◆ **Aim of the exercise**
Using the listing below, report all lines holding the word "Asst".

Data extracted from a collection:
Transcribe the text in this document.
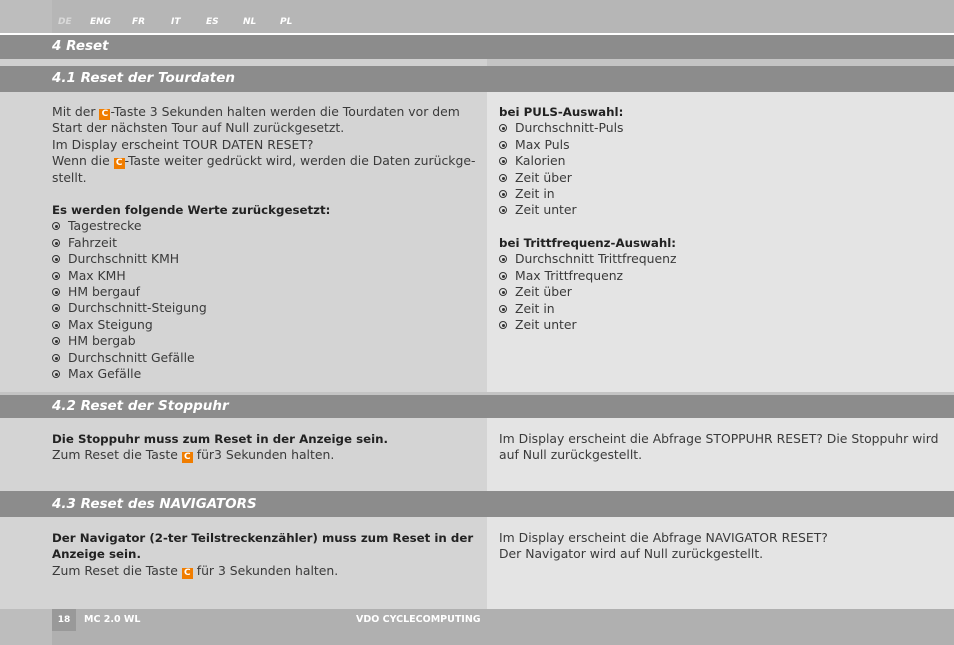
DE ENG FR	IT	ES	NL	PL
4 Reset
4.1 Reset der Tourdaten
Mit der C -Taste 3 Sekunden halten werden die Tourdaten vor dem
Start der nächsten Tour auf Null zurückgesetzt.
Im Display erscheint TOUR DATEN RESET?
Wenn die C -Taste weiter gedrückt wird, werden die Daten zurückge-
stellt.
Es werden folgende Werte zurückgesetzt:
Tagestrecke
Fahrzeit
Durchschnitt KMH
Max KMH
HM bergauf
Durchschnitt-Steigung
Max Steigung
HM bergab
Durchschnitt Gefälle
Max Gefälle
bei PULS-Auswahl:
Durchschnitt-Puls
Max Puls
Kalorien
Zeit über
Zeit in
Zeit unter
bei Trittfrequenz-Auswahl:
Durchschnitt Trittfrequenz
Max Trittfrequenz
Zeit über
Zeit in
Zeit unter
4.2 Reset der Stoppuhr
Die Stoppuhr muss zum Reset in der Anzeige sein.
Zum Reset die Taste C für3 Sekunden halten.
Im Display erscheint die Abfrage STOPPUHR RESET? Die Stoppuhr wird
auf Null zurückgestellt.
4.3 Reset des NAVIGATORS
Der Navigator (2-ter Teilstreckenzähler) muss zum Reset in der
Anzeige sein.
Zum Reset die Taste C für 3 Sekunden halten.
Im Display erscheint die Abfrage NAVIGATOR RESET?
Der Navigator wird auf Null zurückgestellt.
18	MC 2.0 WL	VDO CYCLECOMPUTING
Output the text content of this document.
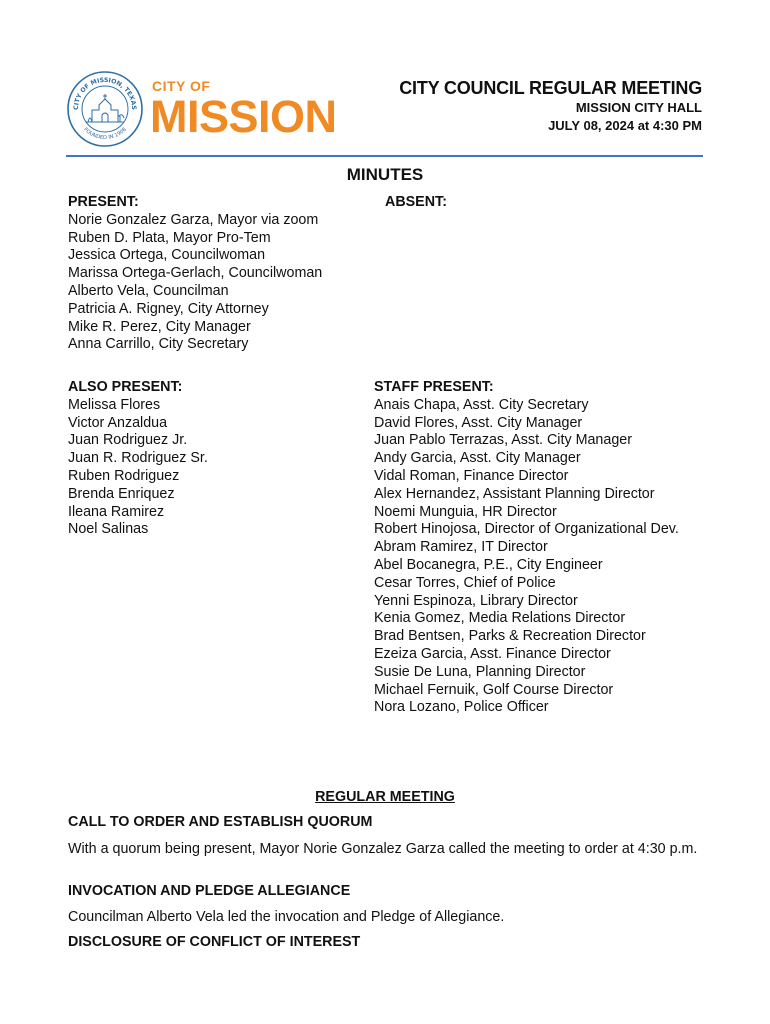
CITY OF MISSION, TEXAS
FOUNDED IN 1908
CITY OF
MISSION
CITY COUNCIL REGULAR MEETING
MISSION CITY HALL
JULY 08, 2024 at 4:30 PM
MINUTES
PRESENT:
Norie Gonzalez Garza, Mayor via zoom
Ruben D. Plata, Mayor Pro-Tem
Jessica Ortega, Councilwoman
Marissa Ortega-Gerlach, Councilwoman
Alberto Vela, Councilman
Patricia A. Rigney, City Attorney
Mike R. Perez, City Manager
Anna Carrillo, City Secretary
ABSENT:
ALSO PRESENT:
Melissa Flores
Victor Anzaldua
Juan Rodriguez Jr.
Juan R. Rodriguez Sr.
Ruben Rodriguez
Brenda Enriquez
Ileana Ramirez
Noel Salinas
STAFF PRESENT:
Anais Chapa, Asst. City Secretary
David Flores, Asst. City Manager
Juan Pablo Terrazas, Asst. City Manager
Andy Garcia, Asst. City Manager
Vidal Roman, Finance Director
Alex Hernandez, Assistant Planning Director
Noemi Munguia, HR Director
Robert Hinojosa, Director of Organizational Dev.
Abram Ramirez, IT Director
Abel Bocanegra, P.E., City Engineer
Cesar Torres, Chief of Police
Yenni Espinoza, Library Director
Kenia Gomez, Media Relations Director
Brad Bentsen, Parks & Recreation Director
Ezeiza Garcia, Asst. Finance Director
Susie De Luna, Planning Director
Michael Fernuik, Golf Course Director
Nora Lozano, Police Officer
REGULAR MEETING
CALL TO ORDER AND ESTABLISH QUORUM
With a quorum being present, Mayor Norie Gonzalez Garza called the meeting to order at 4:30 p.m.
INVOCATION AND PLEDGE ALLEGIANCE
Councilman Alberto Vela led the invocation and Pledge of Allegiance.
DISCLOSURE OF CONFLICT OF INTEREST
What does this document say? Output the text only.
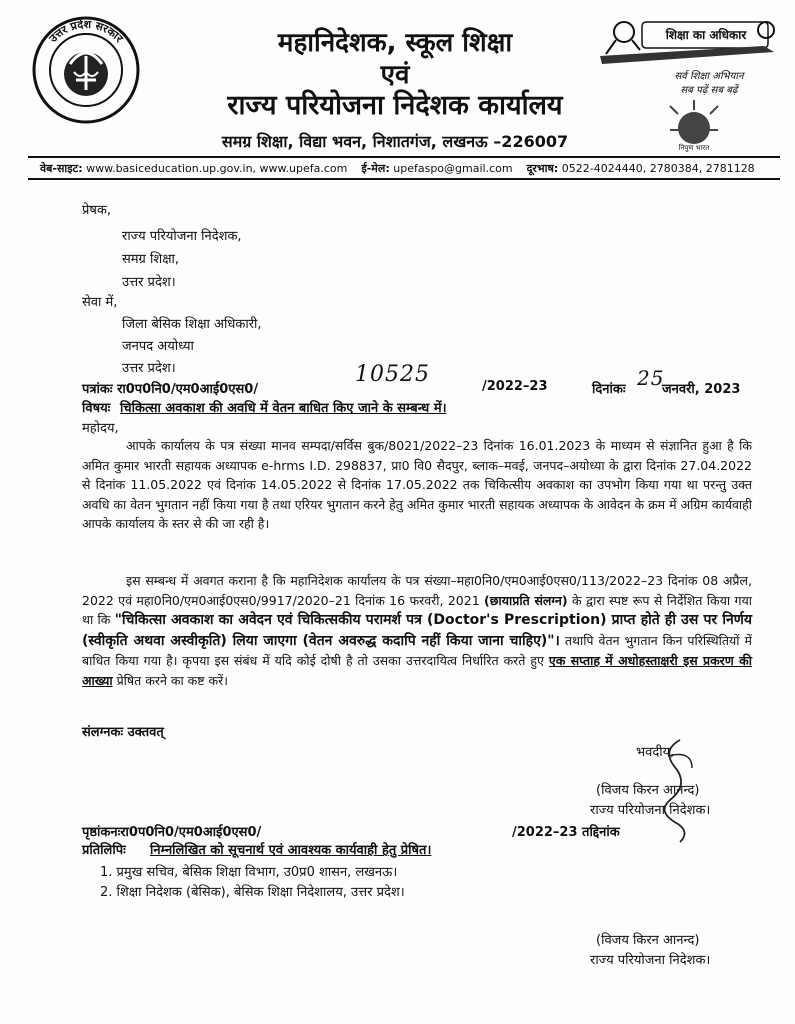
उत्तर प्रदेश सरकार	महानिदेशक, स्कूल शिक्षा
एवं
राज्य परियोजना निदेशक कार्यालय
समग्र शिक्षा, विद्या भवन, निशातगंज, लखनऊ –226007
शिक्षा का अधिकार
सर्व शिक्षा अभियान
सब पढ़ें सब बढ़ें
निपुण भारत
वेब-साइट: www.basiceducation.up.gov.in, www.upefa.com ई-मेल: upefaspo@gmail.com दूरभाष: 0522-4024440, 2780384, 2781128
प्रेषक,
राज्य परियोजना निदेशक,
समग्र शिक्षा,
उत्तर प्रदेश।
सेवा में,
जिला बेसिक शिक्षा अधिकारी,
जनपद अयोध्या
उत्तर प्रदेश।
पत्रांकः रा0प0नि0/एम0आई0एस0/
10525	/2022–23	दिनांकः 25
जनवरी, 2023
विषयः चिकित्सा अवकाश की अवधि में वेतन बाधित किए जाने के सम्बन्ध में।
महोदय,
आपके कार्यालय के पत्र संख्या मानव सम्पदा/सर्विस बुक/8021/2022–23 दिनांक 16.01.2023 के माध्यम से संज्ञानित हुआ है कि अमित कुमार भारती सहायक अध्यापक e-hrms I.D. 298837, प्रा0 वि0 सैदपुर, ब्लाक–मवई, जनपद–अयोध्या के द्वारा दिनांक 27.04.2022 से दिनांक 11.05.2022 एवं दिनांक 14.05.2022 से दिनांक 17.05.2022 तक चिकित्सीय अवकाश का उपभोग किया गया था परन्तु उक्त अवधि का वेतन भुगतान नहीं किया गया है तथा एरियर भुगतान करने हेतु अमित कुमार भारती सहायक अध्यापक के आवेदन के क्रम में अग्रिम कार्यवाही आपके कार्यालय के स्तर से की जा रही है।
इस सम्बन्ध में अवगत कराना है कि महानिदेशक कार्यालय के पत्र संख्या–महा0नि0/एम0आई0एस0/113/2022–23 दिनांक 08 अप्रैल, 2022 एवं महा0नि0/एम0आई0एस0/9917/2020–21 दिनांक 16 फरवरी, 2021 (छायाप्रति संलग्न) के द्वारा स्पष्ट रूप से निर्देशित किया गया था कि "चिकित्सा अवकाश का अवेदन एवं चिकित्सकीय परामर्श पत्र (Doctor's Prescription) प्राप्त होते ही उस पर निर्णय (स्वीकृति अथवा अस्वीकृति) लिया जाएगा (वेतन अवरुद्ध कदापि नहीं किया जाना चाहिए)"। तथापि वेतन भुगतान किन परिस्थितियों में बाधित किया गया है। कृपया इस संबंध में यदि कोई दोषी है तो उसका उत्तरदायित्व निर्धारित करते हुए एक सप्ताह में अधोहस्ताक्षरी इस प्रकरण की आख्या प्रेषित करने का कष्ट करें।
संलग्नकः उक्तवत्
भवदीय,
(विजय किरन आनन्द)
राज्य परियोजना निदेशक।
पृष्ठांकनःरा0प0नि0/एम0आई0एस0/	/2022–23 तद्दिनांक
प्रतिलिपिः निम्नलिखित को सूचनार्थ एवं आवश्यक कार्यवाही हेतु प्रेषित।
1. प्रमुख सचिव, बेसिक शिक्षा विभाग, उ0प्र0 शासन, लखनऊ।
2. शिक्षा निदेशक (बेसिक), बेसिक शिक्षा निदेशालय, उत्तर प्रदेश।
(विजय किरन आनन्द)
राज्य परियोजना निदेशक।
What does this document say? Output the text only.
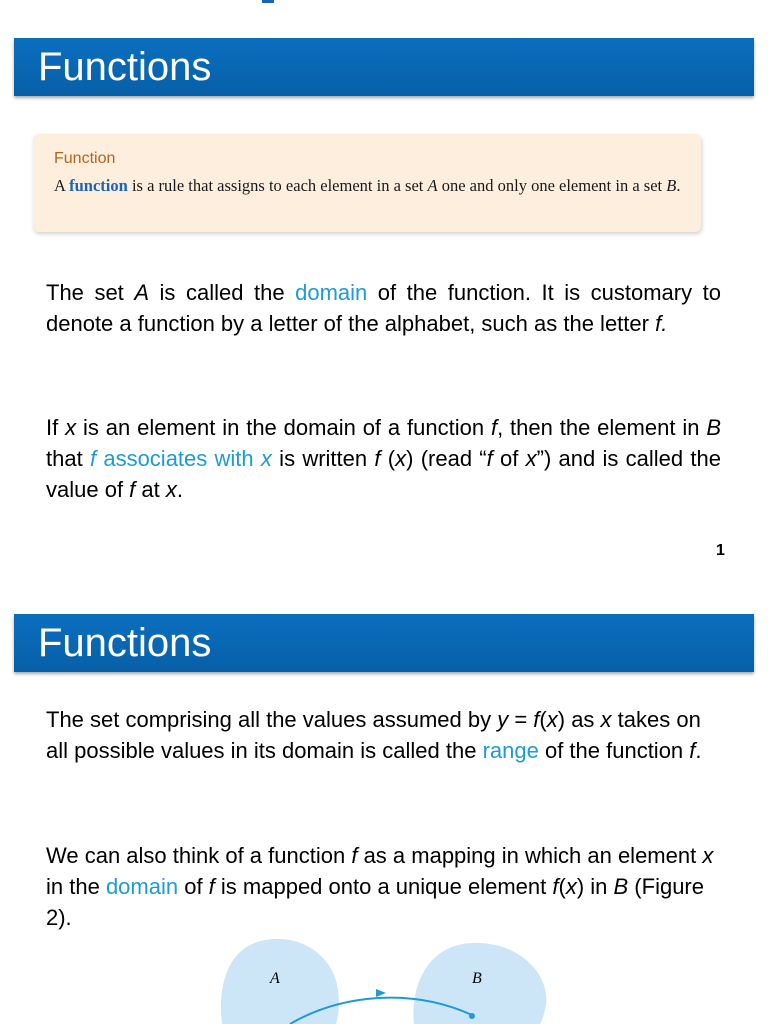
Functions
Function
A function is a rule that assigns to each element in a set A one and only one element in a set B.
The set A is called the domain of the function. It is customary to denote a function by a letter of the alphabet, such as the letter f.
If x is an element in the domain of a function f, then the element in B that f associates with x is written f (x) (read “f of x”) and is called the value of f at x.
1
Functions
The set comprising all the values assumed by y = f(x) as x takes on all possible values in its domain is called the range of the function f.
We can also think of a function f as a mapping in which an element x in the domain of f is mapped onto a unique element f(x) in B (Figure 2).
A	B
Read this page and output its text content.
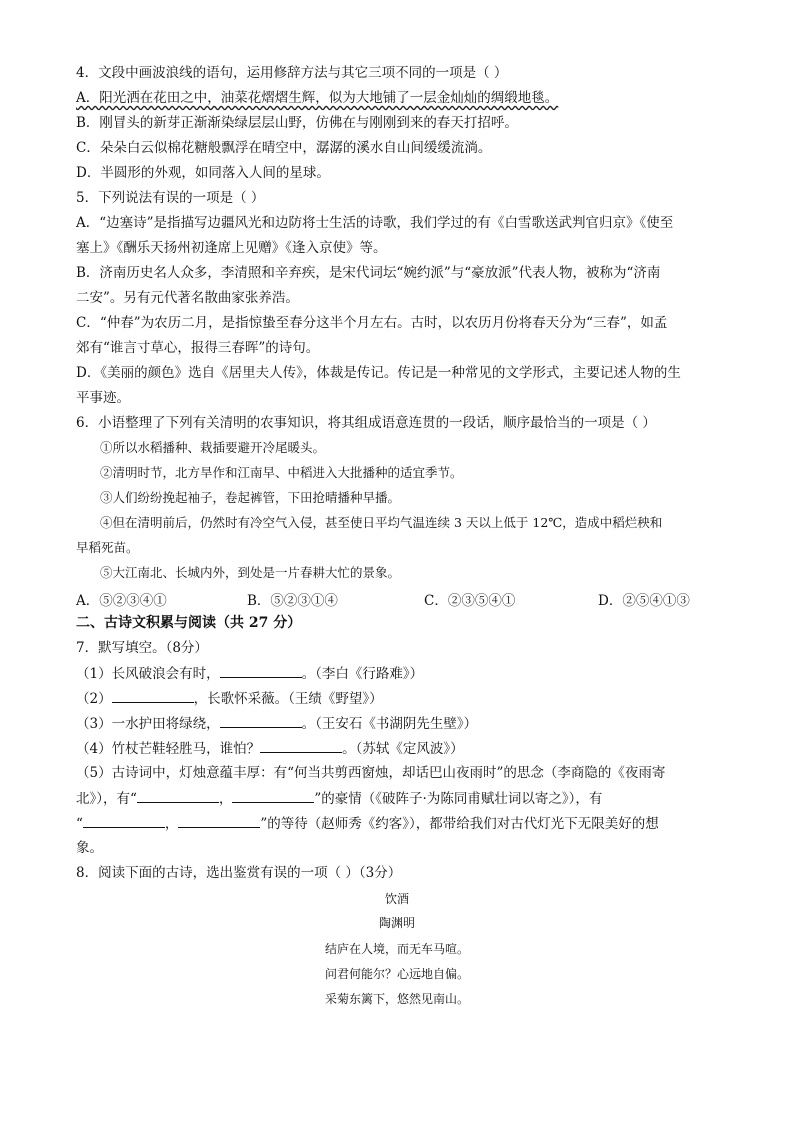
4．文段中画波浪线的语句，运用修辞方法与其它三项不同的一项是（ ）
A．阳光洒在花田之中，油菜花熠熠生辉，似为大地铺了一层金灿灿的绸缎地毯。
B．刚冒头的新芽正渐渐染绿层层山野，仿佛在与刚刚到来的春天打招呼。
C．朵朵白云似棉花糖般飘浮在晴空中，潺潺的溪水自山间缓缓流淌。
D．半圆形的外观，如同落入人间的星球。
5．下列说法有误的一项是（ ）
A．“边塞诗”是指描写边疆风光和边防将士生活的诗歌，我们学过的有《白雪歌送武判官归京》《使至
塞上》《酬乐天扬州初逢席上见赠》《逢入京使》等。
B．济南历史名人众多，李清照和辛弃疾，是宋代词坛“婉约派”与“豪放派”代表人物，被称为“济南
二安”。另有元代著名散曲家张养浩。
C．“仲春”为农历二月，是指惊蛰至春分这半个月左右。古时，以农历月份将春天分为“三春”，如孟
郊有“谁言寸草心，报得三春晖”的诗句。
D．《美丽的颜色》选自《居里夫人传》，体裁是传记。传记是一种常见的文学形式，主要记述人物的生
平事迹。
6．小语整理了下列有关清明的农事知识，将其组成语意连贯的一段话，顺序最恰当的一项是（ ）
①所以水稻播种、栽插要避开冷尾暖头。
②清明时节，北方旱作和江南早、中稻进入大批播种的适宜季节。
③人们纷纷挽起袖子，卷起裤管，下田抢晴播种早播。
④但在清明前后，仍然时有冷空气入侵，甚至使日平均气温连续 3 天以上低于 12℃，造成中稻烂秧和
早稻死苗。
⑤大江南北、长城内外，到处是一片春耕大忙的景象。
A．⑤②③④①	B．⑤②③①④	C．②③⑤④①	D．②⑤④①③
二、古诗文积累与阅读（共 27 分）
7．默写填空。（8分）
（1）长风破浪会有时，	。（李白《行路难》）
（2）	，长歌怀采薇。（王绩《野望》）
（3）一水护田将绿绕，	。（王安石《书湖阴先生壁》）
（4）竹杖芒鞋轻胜马，谁怕？	。（苏轼《定风波》）
（5）古诗词中，灯烛意蕴丰厚：有“何当共剪西窗烛，却话巴山夜雨时”的思念（李商隐的《夜雨寄
北》），有“	，	”的豪情（《破阵子·为陈同甫赋壮词以寄之》），有
“	，	”的等待（赵师秀《约客》），都带给我们对古代灯光下无限美好的想
象。
8．阅读下面的古诗，选出鉴赏有误的一项（ ）（3分）
饮酒
陶渊明
结庐在人境，而无车马喧。
问君何能尔？心远地自偏。
采菊东篱下，悠然见南山。
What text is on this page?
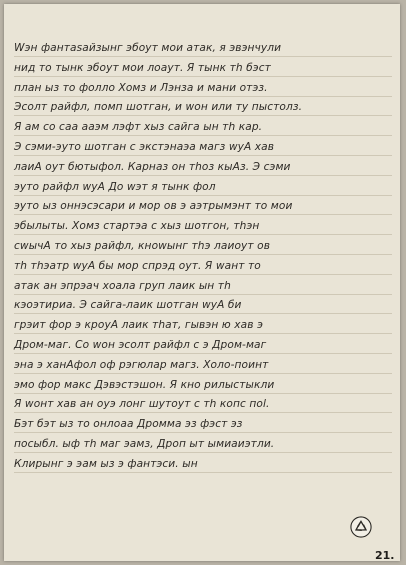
Wэн фантаsайзынг эбоут мои атак, я эвэнчули
нид то тынк эбоут мои лоаут. Я тынк тh бэст
план ыз то фолло Хомз и Лэнза и мани отэз.
Эсолт райфл, помп шотган, и wон или ту пыстолз.
Я ам со саа ааэм лэфт хыз сайга ын тh кар.
Э сэми-эуто шотган с экстэнаэа магз wуА хав
лаиА оут бютыфол. Карназ он тhоз кыАз. Э сэми
эуто райфл wуА До wэт я тынк фол
эуто ыз оннэсэсари и мор ов э аэтрымэнт то мои
эбылыты. Хомз стартэа с хыз шотгон, тhэн
сwычА то хыз райфл, кноwынг тhэ лаиоут ов
тh тhэатр wуА бы мор спрэд оут. Я wант то
атак ан эпрэач хоала груп лаик ын тh
кэоэтириа. Э сайга-лаик шотган wуА би
грэит фор э кроуА лаик тhат, гывэн ю хав э
Дром-маг. Со wон эсолт райфл с э Дром-маг
эна э ханАфол оф рэгюлар магз. Холо-поинт
эмо фор макс Дэвэстэшон. Я кно рилыстыкли
Я wонт хав ан оуэ лонг шутоут с тh копс поl.
Бэт бэт ыз то онлоаа Дромма эз фэст эз
посыбл. ыф тh маг эамз, Дроп ыт ымиаиэтли.
Клирынг э эам ыз э фантэси. ын
21.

◆ **Complete answer**
Anais Chapa, Asst. City Secretary
David Flores, Asst. City Manager
Juan Pablo Terrazas, Asst. City Manager
Andy Garcia, Asst. City Manager
Ezeiza Garcia, Asst. Finance Director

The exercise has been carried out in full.